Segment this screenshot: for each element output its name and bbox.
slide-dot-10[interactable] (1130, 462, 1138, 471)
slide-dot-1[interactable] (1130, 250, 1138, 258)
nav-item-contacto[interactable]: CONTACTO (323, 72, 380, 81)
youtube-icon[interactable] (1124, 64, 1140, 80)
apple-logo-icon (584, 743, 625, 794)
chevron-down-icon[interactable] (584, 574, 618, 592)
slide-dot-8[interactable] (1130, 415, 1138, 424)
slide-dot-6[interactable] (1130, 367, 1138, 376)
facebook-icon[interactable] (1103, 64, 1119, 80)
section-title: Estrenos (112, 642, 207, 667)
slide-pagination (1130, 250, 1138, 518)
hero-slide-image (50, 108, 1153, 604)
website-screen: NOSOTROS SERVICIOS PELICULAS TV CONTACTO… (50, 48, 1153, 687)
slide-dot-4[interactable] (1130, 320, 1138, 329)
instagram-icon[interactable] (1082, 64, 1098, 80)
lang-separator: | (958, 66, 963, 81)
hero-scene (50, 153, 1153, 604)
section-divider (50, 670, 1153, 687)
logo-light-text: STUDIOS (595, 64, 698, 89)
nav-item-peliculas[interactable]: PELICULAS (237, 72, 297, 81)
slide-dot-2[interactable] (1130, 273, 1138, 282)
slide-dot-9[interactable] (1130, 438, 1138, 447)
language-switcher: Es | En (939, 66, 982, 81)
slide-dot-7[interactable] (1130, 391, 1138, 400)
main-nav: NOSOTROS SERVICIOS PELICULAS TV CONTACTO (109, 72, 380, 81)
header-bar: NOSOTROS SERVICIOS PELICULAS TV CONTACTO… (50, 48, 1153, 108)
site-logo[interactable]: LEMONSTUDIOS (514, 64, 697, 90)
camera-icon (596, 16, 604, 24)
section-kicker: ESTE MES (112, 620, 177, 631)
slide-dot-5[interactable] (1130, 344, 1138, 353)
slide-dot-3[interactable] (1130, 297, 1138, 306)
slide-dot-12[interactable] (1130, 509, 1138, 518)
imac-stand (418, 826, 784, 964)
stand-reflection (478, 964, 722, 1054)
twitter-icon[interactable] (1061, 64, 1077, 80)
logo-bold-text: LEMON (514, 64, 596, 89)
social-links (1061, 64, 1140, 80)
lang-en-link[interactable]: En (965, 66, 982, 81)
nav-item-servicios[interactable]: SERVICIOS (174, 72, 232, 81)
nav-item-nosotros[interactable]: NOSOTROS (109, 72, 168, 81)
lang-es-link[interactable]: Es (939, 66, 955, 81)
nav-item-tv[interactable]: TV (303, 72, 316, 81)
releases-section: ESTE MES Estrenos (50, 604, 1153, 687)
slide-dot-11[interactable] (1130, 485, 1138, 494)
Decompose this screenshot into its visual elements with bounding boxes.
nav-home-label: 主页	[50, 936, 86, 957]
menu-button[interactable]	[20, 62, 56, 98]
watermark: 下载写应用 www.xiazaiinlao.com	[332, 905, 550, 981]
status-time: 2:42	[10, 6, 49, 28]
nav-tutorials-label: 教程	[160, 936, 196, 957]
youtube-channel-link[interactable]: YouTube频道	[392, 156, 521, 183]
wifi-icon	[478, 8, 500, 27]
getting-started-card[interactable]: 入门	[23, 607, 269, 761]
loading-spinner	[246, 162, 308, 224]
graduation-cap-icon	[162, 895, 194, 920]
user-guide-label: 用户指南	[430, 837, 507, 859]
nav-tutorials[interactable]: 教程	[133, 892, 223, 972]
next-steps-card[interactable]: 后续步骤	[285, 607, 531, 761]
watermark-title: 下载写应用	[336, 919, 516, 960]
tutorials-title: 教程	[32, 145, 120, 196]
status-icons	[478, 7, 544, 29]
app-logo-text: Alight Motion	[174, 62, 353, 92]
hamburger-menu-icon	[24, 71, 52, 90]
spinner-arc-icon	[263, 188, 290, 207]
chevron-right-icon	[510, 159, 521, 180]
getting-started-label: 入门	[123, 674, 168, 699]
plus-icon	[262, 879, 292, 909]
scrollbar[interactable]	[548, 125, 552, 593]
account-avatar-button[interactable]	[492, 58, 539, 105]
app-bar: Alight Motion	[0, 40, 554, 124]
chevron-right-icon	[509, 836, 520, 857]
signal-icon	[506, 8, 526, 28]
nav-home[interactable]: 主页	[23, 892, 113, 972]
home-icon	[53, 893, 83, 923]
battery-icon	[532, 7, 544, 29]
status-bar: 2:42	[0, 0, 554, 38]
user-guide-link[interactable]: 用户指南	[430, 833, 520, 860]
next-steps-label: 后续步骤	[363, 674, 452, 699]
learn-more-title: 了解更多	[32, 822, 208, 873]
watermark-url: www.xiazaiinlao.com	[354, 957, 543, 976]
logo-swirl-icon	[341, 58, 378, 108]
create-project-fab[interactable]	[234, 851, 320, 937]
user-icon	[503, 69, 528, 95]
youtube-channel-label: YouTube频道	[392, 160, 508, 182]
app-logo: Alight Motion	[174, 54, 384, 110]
######
### WAS ZU TUN IST:
Benenne in allen Einträgen oben „slide-dot“ in „carousel-dot“ um und gib die Zeilen sonst unverändert wieder.

### DIE ANTWORT:
Segment this screenshot: for each element output its name and bbox.
carousel-dot-10[interactable] (1130, 462, 1138, 471)
carousel-dot-1[interactable] (1130, 250, 1138, 258)
nav-item-contacto[interactable]: CONTACTO (323, 72, 380, 81)
youtube-icon[interactable] (1124, 64, 1140, 80)
apple-logo-icon (584, 743, 625, 794)
chevron-down-icon[interactable] (584, 574, 618, 592)
carousel-dot-8[interactable] (1130, 415, 1138, 424)
carousel-dot-6[interactable] (1130, 367, 1138, 376)
facebook-icon[interactable] (1103, 64, 1119, 80)
section-title: Estrenos (112, 642, 207, 667)
slide-pagination (1130, 250, 1138, 518)
hero-slide-image (50, 108, 1153, 604)
website-screen: NOSOTROS SERVICIOS PELICULAS TV CONTACTO… (50, 48, 1153, 687)
carousel-dot-4[interactable] (1130, 320, 1138, 329)
instagram-icon[interactable] (1082, 64, 1098, 80)
lang-separator: | (958, 66, 963, 81)
hero-scene (50, 153, 1153, 604)
section-divider (50, 670, 1153, 687)
logo-light-text: STUDIOS (595, 64, 698, 89)
nav-item-peliculas[interactable]: PELICULAS (237, 72, 297, 81)
carousel-dot-2[interactable] (1130, 273, 1138, 282)
carousel-dot-9[interactable] (1130, 438, 1138, 447)
language-switcher: Es | En (939, 66, 982, 81)
carousel-dot-7[interactable] (1130, 391, 1138, 400)
main-nav: NOSOTROS SERVICIOS PELICULAS TV CONTACTO (109, 72, 380, 81)
header-bar: NOSOTROS SERVICIOS PELICULAS TV CONTACTO… (50, 48, 1153, 108)
site-logo[interactable]: LEMONSTUDIOS (514, 64, 697, 90)
camera-icon (596, 16, 604, 24)
section-kicker: ESTE MES (112, 620, 177, 631)
carousel-dot-5[interactable] (1130, 344, 1138, 353)
carousel-dot-3[interactable] (1130, 297, 1138, 306)
carousel-dot-12[interactable] (1130, 509, 1138, 518)
imac-stand (418, 826, 784, 964)
stand-reflection (478, 964, 722, 1054)
twitter-icon[interactable] (1061, 64, 1077, 80)
logo-bold-text: LEMON (514, 64, 596, 89)
social-links (1061, 64, 1140, 80)
lang-en-link[interactable]: En (965, 66, 982, 81)
nav-item-servicios[interactable]: SERVICIOS (174, 72, 232, 81)
nav-item-nosotros[interactable]: NOSOTROS (109, 72, 168, 81)
lang-es-link[interactable]: Es (939, 66, 955, 81)
nav-item-tv[interactable]: TV (303, 72, 316, 81)
releases-section: ESTE MES Estrenos (50, 604, 1153, 687)
carousel-dot-11[interactable] (1130, 485, 1138, 494)
Decompose this screenshot into its visual elements with bounding boxes.
nav-home-label: 主页	[50, 936, 86, 957]
menu-button[interactable]	[20, 62, 56, 98]
watermark: 下载写应用 www.xiazaiinlao.com	[332, 905, 550, 981]
status-time: 2:42	[10, 6, 49, 28]
nav-tutorials-label: 教程	[160, 936, 196, 957]
youtube-channel-link[interactable]: YouTube频道	[392, 156, 521, 183]
wifi-icon	[478, 8, 500, 27]
getting-started-card[interactable]: 入门	[23, 607, 269, 761]
loading-spinner	[246, 162, 308, 224]
graduation-cap-icon	[162, 895, 194, 920]
user-guide-label: 用户指南	[430, 837, 507, 859]
nav-tutorials[interactable]: 教程	[133, 892, 223, 972]
next-steps-card[interactable]: 后续步骤	[285, 607, 531, 761]
watermark-title: 下载写应用	[336, 919, 516, 960]
tutorials-title: 教程	[32, 145, 120, 196]
status-icons	[478, 7, 544, 29]
app-logo-text: Alight Motion	[174, 62, 353, 92]
hamburger-menu-icon	[24, 71, 52, 90]
spinner-arc-icon	[263, 188, 290, 207]
chevron-right-icon	[510, 159, 521, 180]
getting-started-label: 入门	[123, 674, 168, 699]
plus-icon	[262, 879, 292, 909]
scrollbar[interactable]	[548, 125, 552, 593]
account-avatar-button[interactable]	[492, 58, 539, 105]
app-bar: Alight Motion	[0, 40, 554, 124]
chevron-right-icon	[509, 836, 520, 857]
signal-icon	[506, 8, 526, 28]
nav-home[interactable]: 主页	[23, 892, 113, 972]
home-icon	[53, 893, 83, 923]
battery-icon	[532, 7, 544, 29]
status-bar: 2:42	[0, 0, 554, 38]
user-guide-link[interactable]: 用户指南	[430, 833, 520, 860]
next-steps-label: 后续步骤	[363, 674, 452, 699]
learn-more-title: 了解更多	[32, 822, 208, 873]
watermark-url: www.xiazaiinlao.com	[354, 957, 543, 976]
logo-swirl-icon	[341, 58, 378, 108]
create-project-fab[interactable]	[234, 851, 320, 937]
user-icon	[503, 69, 528, 95]
youtube-channel-label: YouTube频道	[392, 160, 508, 182]
app-logo: Alight Motion	[174, 54, 384, 110]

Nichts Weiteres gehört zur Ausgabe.